Your instructions: Could you print every record below exactly as it appears?

Records for this task:
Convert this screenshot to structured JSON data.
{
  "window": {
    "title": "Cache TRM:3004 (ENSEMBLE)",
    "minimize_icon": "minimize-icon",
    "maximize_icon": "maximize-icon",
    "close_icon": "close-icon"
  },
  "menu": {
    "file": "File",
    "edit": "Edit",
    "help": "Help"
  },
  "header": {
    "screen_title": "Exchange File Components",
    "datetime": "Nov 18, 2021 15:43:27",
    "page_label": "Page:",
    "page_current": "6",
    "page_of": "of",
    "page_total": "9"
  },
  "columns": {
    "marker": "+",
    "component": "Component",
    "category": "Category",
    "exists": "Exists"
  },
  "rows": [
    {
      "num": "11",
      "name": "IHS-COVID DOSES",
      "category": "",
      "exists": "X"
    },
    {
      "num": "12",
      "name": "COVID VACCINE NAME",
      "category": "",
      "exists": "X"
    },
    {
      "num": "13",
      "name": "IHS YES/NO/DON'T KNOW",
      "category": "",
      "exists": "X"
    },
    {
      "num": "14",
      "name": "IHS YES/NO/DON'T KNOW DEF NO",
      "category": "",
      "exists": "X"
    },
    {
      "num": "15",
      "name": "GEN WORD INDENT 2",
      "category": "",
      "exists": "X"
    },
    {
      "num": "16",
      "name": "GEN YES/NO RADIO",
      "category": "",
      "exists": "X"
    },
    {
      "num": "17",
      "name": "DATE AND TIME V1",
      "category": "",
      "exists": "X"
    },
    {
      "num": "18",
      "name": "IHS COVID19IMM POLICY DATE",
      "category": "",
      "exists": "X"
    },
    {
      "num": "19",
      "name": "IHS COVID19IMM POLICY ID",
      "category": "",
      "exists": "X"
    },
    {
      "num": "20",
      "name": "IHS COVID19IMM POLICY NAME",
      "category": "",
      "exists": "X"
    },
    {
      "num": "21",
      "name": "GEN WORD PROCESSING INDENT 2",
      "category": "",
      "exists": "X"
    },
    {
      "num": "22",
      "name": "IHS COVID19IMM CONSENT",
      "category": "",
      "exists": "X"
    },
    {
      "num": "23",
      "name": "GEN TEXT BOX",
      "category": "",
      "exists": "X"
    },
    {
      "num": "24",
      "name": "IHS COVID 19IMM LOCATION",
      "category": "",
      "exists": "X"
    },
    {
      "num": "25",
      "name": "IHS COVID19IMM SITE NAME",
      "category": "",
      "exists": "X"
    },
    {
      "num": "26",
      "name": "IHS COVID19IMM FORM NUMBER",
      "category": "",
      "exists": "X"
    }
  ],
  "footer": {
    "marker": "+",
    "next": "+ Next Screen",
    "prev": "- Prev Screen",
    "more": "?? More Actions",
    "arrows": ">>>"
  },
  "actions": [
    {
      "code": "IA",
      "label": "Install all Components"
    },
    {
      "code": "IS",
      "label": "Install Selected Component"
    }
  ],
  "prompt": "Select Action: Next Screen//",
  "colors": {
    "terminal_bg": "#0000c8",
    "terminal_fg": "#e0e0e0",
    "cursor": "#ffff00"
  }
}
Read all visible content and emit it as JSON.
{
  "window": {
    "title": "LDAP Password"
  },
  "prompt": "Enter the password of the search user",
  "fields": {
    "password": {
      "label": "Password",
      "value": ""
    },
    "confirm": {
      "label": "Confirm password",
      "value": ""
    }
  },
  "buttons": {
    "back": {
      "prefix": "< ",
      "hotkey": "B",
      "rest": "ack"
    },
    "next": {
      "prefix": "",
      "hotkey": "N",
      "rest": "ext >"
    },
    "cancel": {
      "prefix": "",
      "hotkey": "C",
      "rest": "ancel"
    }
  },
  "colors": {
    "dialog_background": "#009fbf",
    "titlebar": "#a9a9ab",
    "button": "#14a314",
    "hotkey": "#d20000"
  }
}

Reply:
Convert this screenshot to structured JSON data.
{
  "window": {
    "title": "Cache TRM:3004 (ENSEMBLE)",
    "minimize_icon": "minimize-icon",
    "maximize_icon": "maximize-icon",
    "close_icon": "close-icon"
  },
  "menu": {
    "file": "File",
    "edit": "Edit",
    "help": "Help"
  },
  "header": {
    "screen_title": "Exchange File Components",
    "datetime": "Nov 18, 2021 15:43:27",
    "page_label": "Page:",
    "page_current": "6",
    "page_of": "of",
    "page_total": "9"
  },
  "columns": {
    "marker": "+",
    "component": "Component",
    "category": "Category",
    "exists": "Exists"
  },
  "rows": [
    {
      "num": "11",
      "name": "IHS-COVID DOSES",
      "category": "",
      "exists": "X"
    },
    {
      "num": "12",
      "name": "COVID VACCINE NAME",
      "category": "",
      "exists": "X"
    },
    {
      "num": "13",
      "name": "IHS YES/NO/DON'T KNOW",
      "category": "",
      "exists": "X"
    },
    {
      "num": "14",
      "name": "IHS YES/NO/DON'T KNOW DEF NO",
      "category": "",
      "exists": "X"
    },
    {
      "num": "15",
      "name": "GEN WORD INDENT 2",
      "category": "",
      "exists": "X"
    },
    {
      "num": "16",
      "name": "GEN YES/NO RADIO",
      "category": "",
      "exists": "X"
    },
    {
      "num": "17",
      "name": "DATE AND TIME V1",
      "category": "",
      "exists": "X"
    },
    {
      "num": "18",
      "name": "IHS COVID19IMM POLICY DATE",
      "category": "",
      "exists": "X"
    },
    {
      "num": "19",
      "name": "IHS COVID19IMM POLICY ID",
      "category": "",
      "exists": "X"
    },
    {
      "num": "20",
      "name": "IHS COVID19IMM POLICY NAME",
      "category": "",
      "exists": "X"
    },
    {
      "num": "21",
      "name": "GEN WORD PROCESSING INDENT 2",
      "category": "",
      "exists": "X"
    },
    {
      "num": "22",
      "name": "IHS COVID19IMM CONSENT",
      "category": "",
      "exists": "X"
    },
    {
      "num": "23",
      "name": "GEN TEXT BOX",
      "category": "",
      "exists": "X"
    },
    {
      "num": "24",
      "name": "IHS COVID 19IMM LOCATION",
      "category": "",
      "exists": "X"
    },
    {
      "num": "25",
      "name": "IHS COVID19IMM SITE NAME",
      "category": "",
      "exists": "X"
    },
    {
      "num": "26",
      "name": "IHS COVID19IMM FORM NUMBER",
      "category": "",
      "exists": "X"
    }
  ],
  "footer": {
    "marker": "+",
    "next": "+ Next Screen",
    "prev": "- Prev Screen",
    "more": "?? More Actions",
    "arrows": ">>>"
  },
  "actions": [
    {
      "code": "IA",
      "label": "Install all Components"
    },
    {
      "code": "IS",
      "label": "Install Selected Component"
    }
  ],
  "prompt": "Select Action: Next Screen//",
  "colors": {
    "terminal_bg": "#0000c8",
    "terminal_fg": "#e0e0e0",
    "cursor": "#ffff00"
  }
}
Read all visible content and emit it as JSON.
{
  "window": {
    "title": "LDAP Password"
  },
  "prompt": "Enter the password of the search user",
  "fields": {
    "password": {
      "label": "Password",
      "value": ""
    },
    "confirm": {
      "label": "Confirm password",
      "value": ""
    }
  },
  "buttons": {
    "back": {
      "prefix": "< ",
      "hotkey": "B",
      "rest": "ack"
    },
    "next": {
      "prefix": "",
      "hotkey": "N",
      "rest": "ext >"
    },
    "cancel": {
      "prefix": "",
      "hotkey": "C",
      "rest": "ancel"
    }
  },
  "colors": {
    "dialog_background": "#009fbf",
    "titlebar": "#a9a9ab",
    "button": "#14a314",
    "hotkey": "#d20000"
  }
}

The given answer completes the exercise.